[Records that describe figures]
◇ ◇ ◇ ◇ ◇ ◇ ◇

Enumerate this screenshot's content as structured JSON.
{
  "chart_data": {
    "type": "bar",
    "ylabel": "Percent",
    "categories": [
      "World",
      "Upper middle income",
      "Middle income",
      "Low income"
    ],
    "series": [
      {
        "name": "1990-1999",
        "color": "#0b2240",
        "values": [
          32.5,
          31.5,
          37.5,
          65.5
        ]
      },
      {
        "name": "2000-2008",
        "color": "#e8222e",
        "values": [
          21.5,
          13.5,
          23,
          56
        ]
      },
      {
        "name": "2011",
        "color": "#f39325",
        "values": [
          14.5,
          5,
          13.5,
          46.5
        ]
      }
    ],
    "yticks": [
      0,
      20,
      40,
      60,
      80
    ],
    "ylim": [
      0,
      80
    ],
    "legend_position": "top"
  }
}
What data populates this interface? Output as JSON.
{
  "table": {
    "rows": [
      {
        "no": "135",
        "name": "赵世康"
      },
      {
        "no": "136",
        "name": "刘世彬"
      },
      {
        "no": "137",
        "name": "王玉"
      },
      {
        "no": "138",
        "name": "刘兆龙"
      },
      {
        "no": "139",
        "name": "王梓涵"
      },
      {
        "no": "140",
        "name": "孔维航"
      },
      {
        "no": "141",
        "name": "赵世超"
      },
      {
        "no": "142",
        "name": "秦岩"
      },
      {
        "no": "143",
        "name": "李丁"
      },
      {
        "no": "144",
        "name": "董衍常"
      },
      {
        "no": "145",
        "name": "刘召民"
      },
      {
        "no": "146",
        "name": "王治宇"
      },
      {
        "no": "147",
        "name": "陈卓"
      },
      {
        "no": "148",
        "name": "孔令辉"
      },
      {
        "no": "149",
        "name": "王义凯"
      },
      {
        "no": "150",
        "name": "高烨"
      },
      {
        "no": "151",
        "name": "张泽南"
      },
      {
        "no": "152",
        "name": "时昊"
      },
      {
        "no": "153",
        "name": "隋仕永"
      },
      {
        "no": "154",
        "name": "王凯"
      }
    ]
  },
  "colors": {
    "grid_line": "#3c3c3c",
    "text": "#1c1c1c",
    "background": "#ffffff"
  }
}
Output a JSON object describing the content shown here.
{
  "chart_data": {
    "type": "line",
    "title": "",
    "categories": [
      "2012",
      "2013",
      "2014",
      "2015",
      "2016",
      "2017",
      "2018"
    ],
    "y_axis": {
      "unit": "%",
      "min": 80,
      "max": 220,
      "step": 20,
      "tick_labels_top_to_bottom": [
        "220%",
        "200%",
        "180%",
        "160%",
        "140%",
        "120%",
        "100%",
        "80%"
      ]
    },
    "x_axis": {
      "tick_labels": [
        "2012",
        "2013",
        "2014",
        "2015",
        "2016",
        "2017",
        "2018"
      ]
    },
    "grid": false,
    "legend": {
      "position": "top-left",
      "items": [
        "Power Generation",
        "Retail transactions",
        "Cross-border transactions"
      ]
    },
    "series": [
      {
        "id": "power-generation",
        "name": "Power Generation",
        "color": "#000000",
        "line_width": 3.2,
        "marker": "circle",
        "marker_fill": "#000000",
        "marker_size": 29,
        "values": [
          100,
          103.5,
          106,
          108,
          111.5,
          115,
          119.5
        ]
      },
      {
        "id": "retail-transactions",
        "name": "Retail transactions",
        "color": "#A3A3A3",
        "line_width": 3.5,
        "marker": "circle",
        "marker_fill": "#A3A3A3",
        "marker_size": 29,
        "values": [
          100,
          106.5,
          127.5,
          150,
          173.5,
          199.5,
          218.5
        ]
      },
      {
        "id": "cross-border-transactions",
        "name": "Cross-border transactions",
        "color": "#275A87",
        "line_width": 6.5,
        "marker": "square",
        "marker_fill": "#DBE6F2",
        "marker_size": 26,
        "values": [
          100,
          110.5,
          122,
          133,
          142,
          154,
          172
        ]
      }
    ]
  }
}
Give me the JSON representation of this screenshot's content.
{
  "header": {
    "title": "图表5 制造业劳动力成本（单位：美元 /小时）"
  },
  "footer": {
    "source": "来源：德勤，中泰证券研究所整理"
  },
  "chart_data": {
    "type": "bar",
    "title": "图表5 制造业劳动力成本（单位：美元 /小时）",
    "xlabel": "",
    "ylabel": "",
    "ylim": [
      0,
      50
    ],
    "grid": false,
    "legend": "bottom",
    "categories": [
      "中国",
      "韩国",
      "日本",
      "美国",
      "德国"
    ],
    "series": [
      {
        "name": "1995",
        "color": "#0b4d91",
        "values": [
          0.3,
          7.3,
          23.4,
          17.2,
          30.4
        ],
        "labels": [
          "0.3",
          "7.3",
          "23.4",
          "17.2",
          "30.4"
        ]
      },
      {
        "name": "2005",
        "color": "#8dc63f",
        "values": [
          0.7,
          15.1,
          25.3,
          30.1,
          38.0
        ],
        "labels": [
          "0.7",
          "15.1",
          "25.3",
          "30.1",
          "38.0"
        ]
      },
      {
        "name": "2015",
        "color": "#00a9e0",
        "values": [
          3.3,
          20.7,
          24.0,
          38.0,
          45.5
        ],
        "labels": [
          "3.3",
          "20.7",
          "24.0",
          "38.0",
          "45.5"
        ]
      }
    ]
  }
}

◇ ◇ ◇ ◇ ◇ ◇ ◇

GOAL: Write out all records exactly, keeping every detail.

ANSWER TO THIS TASK:
Enumerate this screenshot's content as structured JSON.
{
  "chart_data": {
    "type": "bar",
    "ylabel": "Percent",
    "categories": [
      "World",
      "Upper middle income",
      "Middle income",
      "Low income"
    ],
    "series": [
      {
        "name": "1990-1999",
        "color": "#0b2240",
        "values": [
          32.5,
          31.5,
          37.5,
          65.5
        ]
      },
      {
        "name": "2000-2008",
        "color": "#e8222e",
        "values": [
          21.5,
          13.5,
          23,
          56
        ]
      },
      {
        "name": "2011",
        "color": "#f39325",
        "values": [
          14.5,
          5,
          13.5,
          46.5
        ]
      }
    ],
    "yticks": [
      0,
      20,
      40,
      60,
      80
    ],
    "ylim": [
      0,
      80
    ],
    "legend_position": "top"
  }
}
What data populates this interface? Output as JSON.
{
  "table": {
    "rows": [
      {
        "no": "135",
        "name": "赵世康"
      },
      {
        "no": "136",
        "name": "刘世彬"
      },
      {
        "no": "137",
        "name": "王玉"
      },
      {
        "no": "138",
        "name": "刘兆龙"
      },
      {
        "no": "139",
        "name": "王梓涵"
      },
      {
        "no": "140",
        "name": "孔维航"
      },
      {
        "no": "141",
        "name": "赵世超"
      },
      {
        "no": "142",
        "name": "秦岩"
      },
      {
        "no": "143",
        "name": "李丁"
      },
      {
        "no": "144",
        "name": "董衍常"
      },
      {
        "no": "145",
        "name": "刘召民"
      },
      {
        "no": "146",
        "name": "王治宇"
      },
      {
        "no": "147",
        "name": "陈卓"
      },
      {
        "no": "148",
        "name": "孔令辉"
      },
      {
        "no": "149",
        "name": "王义凯"
      },
      {
        "no": "150",
        "name": "高烨"
      },
      {
        "no": "151",
        "name": "张泽南"
      },
      {
        "no": "152",
        "name": "时昊"
      },
      {
        "no": "153",
        "name": "隋仕永"
      },
      {
        "no": "154",
        "name": "王凯"
      }
    ]
  },
  "colors": {
    "grid_line": "#3c3c3c",
    "text": "#1c1c1c",
    "background": "#ffffff"
  }
}
Output a JSON object describing the content shown here.
{
  "chart_data": {
    "type": "line",
    "title": "",
    "categories": [
      "2012",
      "2013",
      "2014",
      "2015",
      "2016",
      "2017",
      "2018"
    ],
    "y_axis": {
      "unit": "%",
      "min": 80,
      "max": 220,
      "step": 20,
      "tick_labels_top_to_bottom": [
        "220%",
        "200%",
        "180%",
        "160%",
        "140%",
        "120%",
        "100%",
        "80%"
      ]
    },
    "x_axis": {
      "tick_labels": [
        "2012",
        "2013",
        "2014",
        "2015",
        "2016",
        "2017",
        "2018"
      ]
    },
    "grid": false,
    "legend": {
      "position": "top-left",
      "items": [
        "Power Generation",
        "Retail transactions",
        "Cross-border transactions"
      ]
    },
    "series": [
      {
        "id": "power-generation",
        "name": "Power Generation",
        "color": "#000000",
        "line_width": 3.2,
        "marker": "circle",
        "marker_fill": "#000000",
        "marker_size": 29,
        "values": [
          100,
          103.5,
          106,
          108,
          111.5,
          115,
          119.5
        ]
      },
      {
        "id": "retail-transactions",
        "name": "Retail transactions",
        "color": "#A3A3A3",
        "line_width": 3.5,
        "marker": "circle",
        "marker_fill": "#A3A3A3",
        "marker_size": 29,
        "values": [
          100,
          106.5,
          127.5,
          150,
          173.5,
          199.5,
          218.5
        ]
      },
      {
        "id": "cross-border-transactions",
        "name": "Cross-border transactions",
        "color": "#275A87",
        "line_width": 6.5,
        "marker": "square",
        "marker_fill": "#DBE6F2",
        "marker_size": 26,
        "values": [
          100,
          110.5,
          122,
          133,
          142,
          154,
          172
        ]
      }
    ]
  }
}
Give me the JSON representation of this screenshot's content.
{
  "header": {
    "title": "图表5 制造业劳动力成本（单位：美元 /小时）"
  },
  "footer": {
    "source": "来源：德勤，中泰证券研究所整理"
  },
  "chart_data": {
    "type": "bar",
    "title": "图表5 制造业劳动力成本（单位：美元 /小时）",
    "xlabel": "",
    "ylabel": "",
    "ylim": [
      0,
      50
    ],
    "grid": false,
    "legend": "bottom",
    "categories": [
      "中国",
      "韩国",
      "日本",
      "美国",
      "德国"
    ],
    "series": [
      {
        "name": "1995",
        "color": "#0b4d91",
        "values": [
          0.3,
          7.3,
          23.4,
          17.2,
          30.4
        ],
        "labels": [
          "0.3",
          "7.3",
          "23.4",
          "17.2",
          "30.4"
        ]
      },
      {
        "name": "2005",
        "color": "#8dc63f",
        "values": [
          0.7,
          15.1,
          25.3,
          30.1,
          38.0
        ],
        "labels": [
          "0.7",
          "15.1",
          "25.3",
          "30.1",
          "38.0"
        ]
      },
      {
        "name": "2015",
        "color": "#00a9e0",
        "values": [
          3.3,
          20.7,
          24.0,
          38.0,
          45.5
        ],
        "labels": [
          "3.3",
          "20.7",
          "24.0",
          "38.0",
          "45.5"
        ]
      }
    ]
  }
}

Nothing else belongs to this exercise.